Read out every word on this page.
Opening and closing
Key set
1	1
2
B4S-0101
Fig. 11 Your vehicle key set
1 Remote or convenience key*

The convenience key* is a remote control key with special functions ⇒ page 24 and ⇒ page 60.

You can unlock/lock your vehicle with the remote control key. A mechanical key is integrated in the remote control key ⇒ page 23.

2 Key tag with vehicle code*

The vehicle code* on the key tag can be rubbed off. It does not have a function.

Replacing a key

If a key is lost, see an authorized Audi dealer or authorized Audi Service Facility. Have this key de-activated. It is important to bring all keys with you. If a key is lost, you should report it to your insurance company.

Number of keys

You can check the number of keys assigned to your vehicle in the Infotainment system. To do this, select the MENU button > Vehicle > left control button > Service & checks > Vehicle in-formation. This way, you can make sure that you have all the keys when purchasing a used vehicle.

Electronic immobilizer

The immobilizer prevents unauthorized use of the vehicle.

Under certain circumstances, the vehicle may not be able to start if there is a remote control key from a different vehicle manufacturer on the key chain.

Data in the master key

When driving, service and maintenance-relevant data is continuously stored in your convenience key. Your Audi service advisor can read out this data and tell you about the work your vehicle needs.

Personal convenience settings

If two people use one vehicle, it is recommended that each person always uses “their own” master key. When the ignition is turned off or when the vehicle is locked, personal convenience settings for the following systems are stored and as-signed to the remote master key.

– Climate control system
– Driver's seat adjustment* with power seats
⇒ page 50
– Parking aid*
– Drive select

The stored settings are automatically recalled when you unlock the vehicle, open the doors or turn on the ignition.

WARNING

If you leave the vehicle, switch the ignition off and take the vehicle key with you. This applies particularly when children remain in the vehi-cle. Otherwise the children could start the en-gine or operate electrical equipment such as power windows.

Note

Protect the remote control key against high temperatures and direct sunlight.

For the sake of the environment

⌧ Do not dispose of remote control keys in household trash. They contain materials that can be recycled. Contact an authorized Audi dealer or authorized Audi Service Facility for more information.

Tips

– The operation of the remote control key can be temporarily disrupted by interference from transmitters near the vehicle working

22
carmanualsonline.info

**TASK INSTRUCTIONS**
Please set down all the data word for word.

**WRITTEN RESPONSE**
Read out every word on this page.
Opening and closing
Key set
1	1
2
B4S-0101
Fig. 11 Your vehicle key set
1 Remote or convenience key*

The convenience key* is a remote control key with special functions ⇒ page 24 and ⇒ page 60.

You can unlock/lock your vehicle with the remote control key. A mechanical key is integrated in the remote control key ⇒ page 23.

2 Key tag with vehicle code*

The vehicle code* on the key tag can be rubbed off. It does not have a function.

Replacing a key

If a key is lost, see an authorized Audi dealer or authorized Audi Service Facility. Have this key de-activated. It is important to bring all keys with you. If a key is lost, you should report it to your insurance company.

Number of keys

You can check the number of keys assigned to your vehicle in the Infotainment system. To do this, select the MENU button > Vehicle > left control button > Service & checks > Vehicle in-formation. This way, you can make sure that you have all the keys when purchasing a used vehicle.

Electronic immobilizer

The immobilizer prevents unauthorized use of the vehicle.

Under certain circumstances, the vehicle may not be able to start if there is a remote control key from a different vehicle manufacturer on the key chain.

Data in the master key

When driving, service and maintenance-relevant data is continuously stored in your convenience key. Your Audi service advisor can read out this data and tell you about the work your vehicle needs.

Personal convenience settings

If two people use one vehicle, it is recommended that each person always uses “their own” master key. When the ignition is turned off or when the vehicle is locked, personal convenience settings for the following systems are stored and as-signed to the remote master key.

– Climate control system
– Driver's seat adjustment* with power seats
⇒ page 50
– Parking aid*
– Drive select

The stored settings are automatically recalled when you unlock the vehicle, open the doors or turn on the ignition.

WARNING

If you leave the vehicle, switch the ignition off and take the vehicle key with you. This applies particularly when children remain in the vehi-cle. Otherwise the children could start the en-gine or operate electrical equipment such as power windows.

Note

Protect the remote control key against high temperatures and direct sunlight.

For the sake of the environment

⌧ Do not dispose of remote control keys in household trash. They contain materials that can be recycled. Contact an authorized Audi dealer or authorized Audi Service Facility for more information.

Tips

– The operation of the remote control key can be temporarily disrupted by interference from transmitters near the vehicle working

22
carmanualsonline.info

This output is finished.